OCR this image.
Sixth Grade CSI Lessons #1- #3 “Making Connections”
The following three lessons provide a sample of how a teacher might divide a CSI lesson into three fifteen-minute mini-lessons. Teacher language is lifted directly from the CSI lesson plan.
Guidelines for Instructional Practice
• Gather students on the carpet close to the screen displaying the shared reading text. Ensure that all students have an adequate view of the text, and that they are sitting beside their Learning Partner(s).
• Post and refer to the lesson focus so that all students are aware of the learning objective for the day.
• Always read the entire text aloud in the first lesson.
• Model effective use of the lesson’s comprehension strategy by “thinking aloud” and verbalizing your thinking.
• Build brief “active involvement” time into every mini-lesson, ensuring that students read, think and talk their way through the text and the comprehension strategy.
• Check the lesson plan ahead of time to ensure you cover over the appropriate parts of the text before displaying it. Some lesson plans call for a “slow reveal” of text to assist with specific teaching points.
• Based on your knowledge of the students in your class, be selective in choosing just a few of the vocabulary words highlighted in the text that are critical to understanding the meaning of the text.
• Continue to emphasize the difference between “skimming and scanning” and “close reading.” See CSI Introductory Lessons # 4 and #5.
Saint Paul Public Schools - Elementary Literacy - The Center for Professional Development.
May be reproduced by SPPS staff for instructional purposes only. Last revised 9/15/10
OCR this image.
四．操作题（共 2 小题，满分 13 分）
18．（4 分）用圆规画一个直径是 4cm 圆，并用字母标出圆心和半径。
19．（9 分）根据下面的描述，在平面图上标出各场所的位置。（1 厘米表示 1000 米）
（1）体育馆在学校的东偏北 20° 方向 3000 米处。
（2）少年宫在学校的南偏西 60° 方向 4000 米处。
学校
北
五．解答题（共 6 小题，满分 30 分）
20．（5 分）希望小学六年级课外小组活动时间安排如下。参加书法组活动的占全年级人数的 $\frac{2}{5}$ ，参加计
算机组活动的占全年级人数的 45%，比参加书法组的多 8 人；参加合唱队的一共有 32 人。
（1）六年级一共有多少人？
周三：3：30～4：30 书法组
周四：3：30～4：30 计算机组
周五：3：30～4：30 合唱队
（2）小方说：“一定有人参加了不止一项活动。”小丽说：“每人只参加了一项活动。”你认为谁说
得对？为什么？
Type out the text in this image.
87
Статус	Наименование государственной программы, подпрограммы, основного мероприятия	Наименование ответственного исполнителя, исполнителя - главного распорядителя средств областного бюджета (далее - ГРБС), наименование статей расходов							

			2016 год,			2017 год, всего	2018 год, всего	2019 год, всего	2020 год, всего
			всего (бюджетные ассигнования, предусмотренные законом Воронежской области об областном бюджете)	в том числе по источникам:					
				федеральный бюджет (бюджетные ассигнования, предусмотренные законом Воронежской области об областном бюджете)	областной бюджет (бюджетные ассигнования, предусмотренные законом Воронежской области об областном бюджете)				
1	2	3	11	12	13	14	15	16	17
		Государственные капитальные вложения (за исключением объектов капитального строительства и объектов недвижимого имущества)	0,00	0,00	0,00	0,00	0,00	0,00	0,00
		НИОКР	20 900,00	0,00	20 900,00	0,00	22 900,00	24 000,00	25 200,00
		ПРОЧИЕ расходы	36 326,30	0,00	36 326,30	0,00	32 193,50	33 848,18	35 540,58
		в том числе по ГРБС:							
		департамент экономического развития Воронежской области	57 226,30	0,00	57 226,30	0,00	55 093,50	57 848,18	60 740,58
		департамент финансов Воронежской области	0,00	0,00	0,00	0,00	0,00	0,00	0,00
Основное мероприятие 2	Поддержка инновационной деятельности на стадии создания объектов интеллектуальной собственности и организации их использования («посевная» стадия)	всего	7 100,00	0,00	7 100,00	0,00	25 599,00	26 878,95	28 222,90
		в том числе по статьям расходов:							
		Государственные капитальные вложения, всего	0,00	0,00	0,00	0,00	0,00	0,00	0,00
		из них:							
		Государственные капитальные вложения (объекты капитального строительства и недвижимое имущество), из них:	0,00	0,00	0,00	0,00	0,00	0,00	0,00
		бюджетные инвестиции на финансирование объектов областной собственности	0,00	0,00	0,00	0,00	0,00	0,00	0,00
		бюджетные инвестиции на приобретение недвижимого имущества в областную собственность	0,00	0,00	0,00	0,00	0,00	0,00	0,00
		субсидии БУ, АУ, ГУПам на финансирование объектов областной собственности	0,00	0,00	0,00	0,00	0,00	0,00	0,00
☆ ☆ ☆ ☆ ☆ ☆ ☆
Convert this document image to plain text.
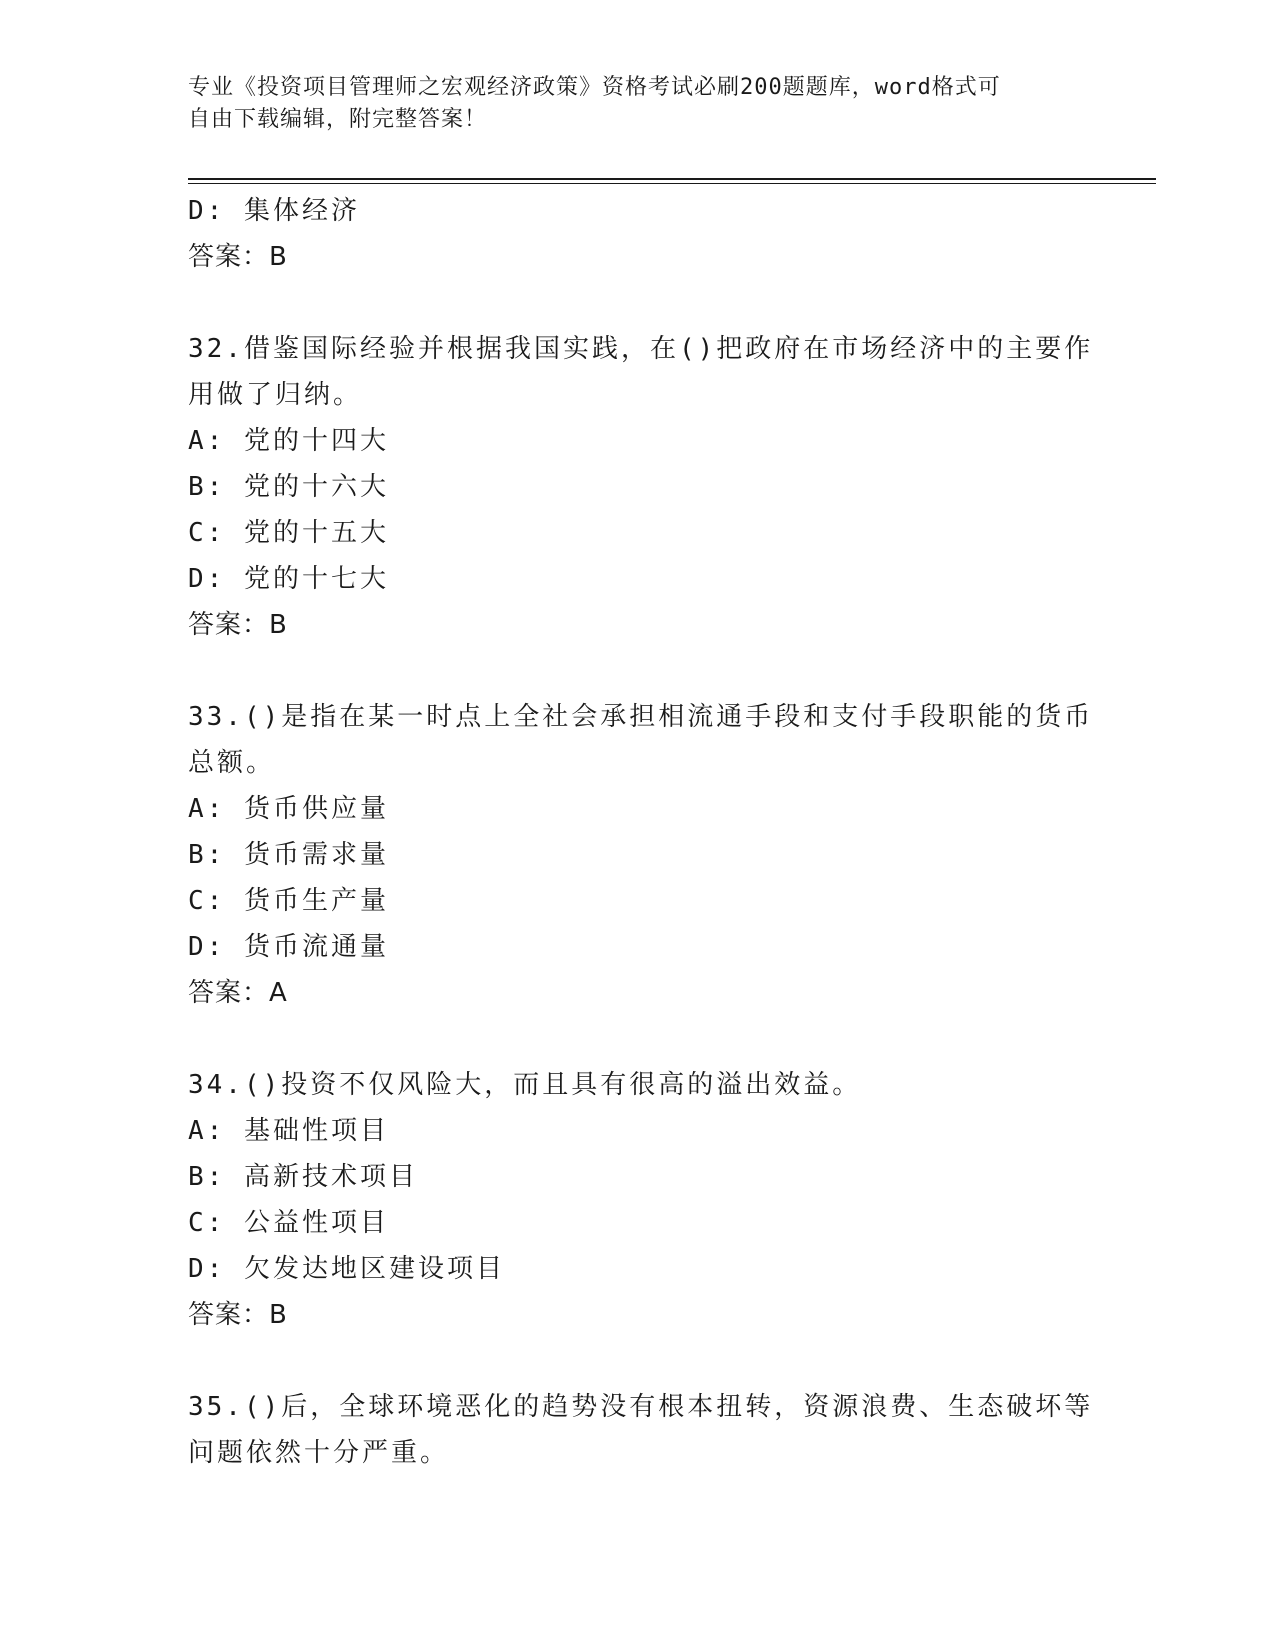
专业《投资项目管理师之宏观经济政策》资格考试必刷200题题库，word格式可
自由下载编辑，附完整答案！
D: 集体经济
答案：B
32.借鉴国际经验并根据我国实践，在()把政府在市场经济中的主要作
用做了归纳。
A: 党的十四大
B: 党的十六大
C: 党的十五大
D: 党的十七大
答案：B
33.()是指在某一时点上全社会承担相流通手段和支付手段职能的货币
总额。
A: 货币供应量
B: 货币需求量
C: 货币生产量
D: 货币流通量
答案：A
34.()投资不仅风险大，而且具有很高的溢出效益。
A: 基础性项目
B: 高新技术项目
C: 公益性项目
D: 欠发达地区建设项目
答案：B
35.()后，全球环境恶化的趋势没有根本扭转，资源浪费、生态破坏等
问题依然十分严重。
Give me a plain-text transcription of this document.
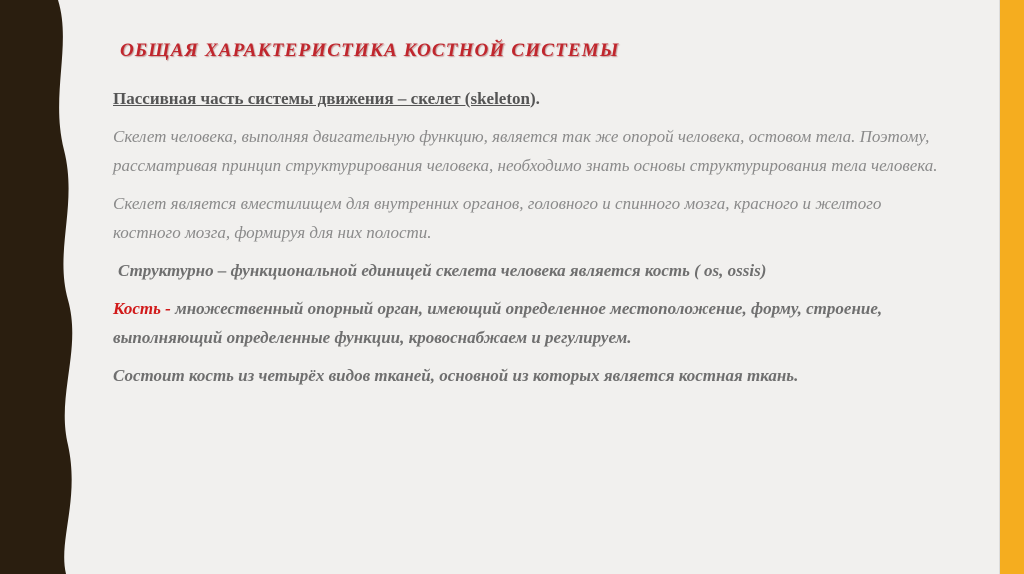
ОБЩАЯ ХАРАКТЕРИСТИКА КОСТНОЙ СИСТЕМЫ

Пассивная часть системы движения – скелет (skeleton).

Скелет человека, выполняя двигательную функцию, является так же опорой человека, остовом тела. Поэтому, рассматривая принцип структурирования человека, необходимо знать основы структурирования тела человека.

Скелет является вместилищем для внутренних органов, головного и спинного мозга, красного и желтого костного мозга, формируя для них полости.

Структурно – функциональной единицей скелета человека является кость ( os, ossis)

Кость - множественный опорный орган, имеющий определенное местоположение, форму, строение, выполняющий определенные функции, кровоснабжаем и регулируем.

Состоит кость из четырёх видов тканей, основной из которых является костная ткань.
☆ ☆ ☆ ☆ ☆ ☆ ☆
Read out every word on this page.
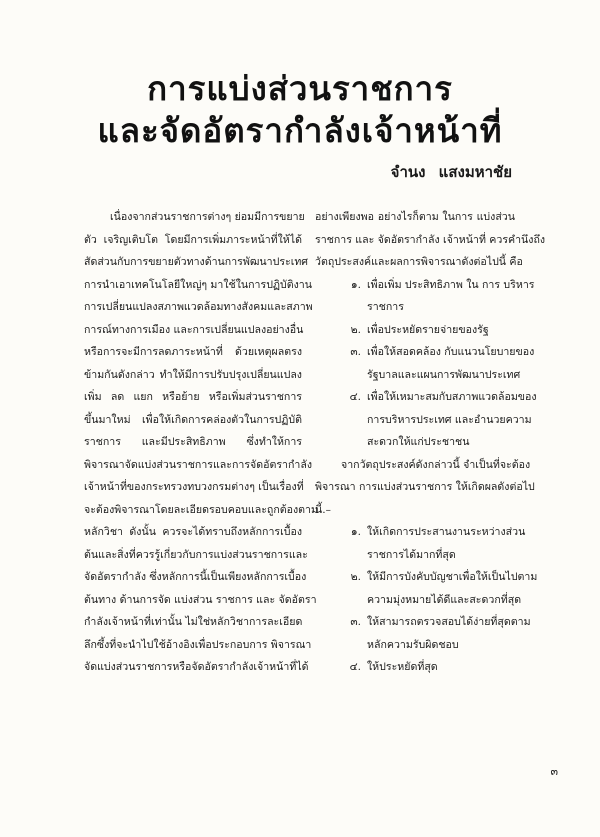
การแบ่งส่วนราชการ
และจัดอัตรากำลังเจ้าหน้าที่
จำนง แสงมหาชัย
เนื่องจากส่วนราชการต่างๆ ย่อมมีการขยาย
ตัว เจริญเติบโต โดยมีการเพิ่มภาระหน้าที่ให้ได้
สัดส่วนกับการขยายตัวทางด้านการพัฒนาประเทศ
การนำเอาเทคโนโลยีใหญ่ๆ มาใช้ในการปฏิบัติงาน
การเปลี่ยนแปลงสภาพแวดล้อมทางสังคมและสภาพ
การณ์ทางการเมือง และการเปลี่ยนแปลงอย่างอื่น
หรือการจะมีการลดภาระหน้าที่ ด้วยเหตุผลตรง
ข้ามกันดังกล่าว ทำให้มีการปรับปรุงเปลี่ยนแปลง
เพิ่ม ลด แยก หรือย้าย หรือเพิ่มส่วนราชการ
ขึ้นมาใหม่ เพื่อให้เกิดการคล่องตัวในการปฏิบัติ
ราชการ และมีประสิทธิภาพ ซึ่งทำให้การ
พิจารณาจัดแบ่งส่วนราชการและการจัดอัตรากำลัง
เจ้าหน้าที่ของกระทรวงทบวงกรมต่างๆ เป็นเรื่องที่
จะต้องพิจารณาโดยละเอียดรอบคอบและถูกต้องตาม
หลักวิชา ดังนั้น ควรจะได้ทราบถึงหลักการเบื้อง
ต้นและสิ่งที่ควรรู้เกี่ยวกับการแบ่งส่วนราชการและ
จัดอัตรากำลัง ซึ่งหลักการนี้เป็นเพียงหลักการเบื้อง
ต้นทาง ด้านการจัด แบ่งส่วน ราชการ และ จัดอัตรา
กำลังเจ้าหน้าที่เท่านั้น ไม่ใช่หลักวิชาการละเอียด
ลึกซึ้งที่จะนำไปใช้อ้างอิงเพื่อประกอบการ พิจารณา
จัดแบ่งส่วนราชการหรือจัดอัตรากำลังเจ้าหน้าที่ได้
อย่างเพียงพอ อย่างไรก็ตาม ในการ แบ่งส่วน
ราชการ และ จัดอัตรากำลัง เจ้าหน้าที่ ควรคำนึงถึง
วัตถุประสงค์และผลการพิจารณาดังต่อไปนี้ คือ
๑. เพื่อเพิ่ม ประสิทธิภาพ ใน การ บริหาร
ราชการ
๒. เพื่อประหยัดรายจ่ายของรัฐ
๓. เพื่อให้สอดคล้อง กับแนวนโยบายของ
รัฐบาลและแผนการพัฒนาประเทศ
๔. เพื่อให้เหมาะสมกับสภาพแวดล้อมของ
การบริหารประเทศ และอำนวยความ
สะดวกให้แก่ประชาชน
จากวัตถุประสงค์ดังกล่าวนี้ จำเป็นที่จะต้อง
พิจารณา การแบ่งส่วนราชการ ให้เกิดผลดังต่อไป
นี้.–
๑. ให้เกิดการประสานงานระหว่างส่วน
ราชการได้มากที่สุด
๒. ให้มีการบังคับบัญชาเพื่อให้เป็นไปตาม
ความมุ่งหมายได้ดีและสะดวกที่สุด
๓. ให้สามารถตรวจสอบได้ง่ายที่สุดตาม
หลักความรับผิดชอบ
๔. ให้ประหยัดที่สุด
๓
☆ ☆ ☆ ☆ ☆ ☆ ☆
Copy every line above that includes the string "กการเบ".

**FINAL RESULT:**
หลักวิชา ดังนั้น ควรจะได้ทราบถึงหลักการเบื้อง
จัดอัตรากำลัง ซึ่งหลักการนี้เป็นเพียงหลักการเบื้อง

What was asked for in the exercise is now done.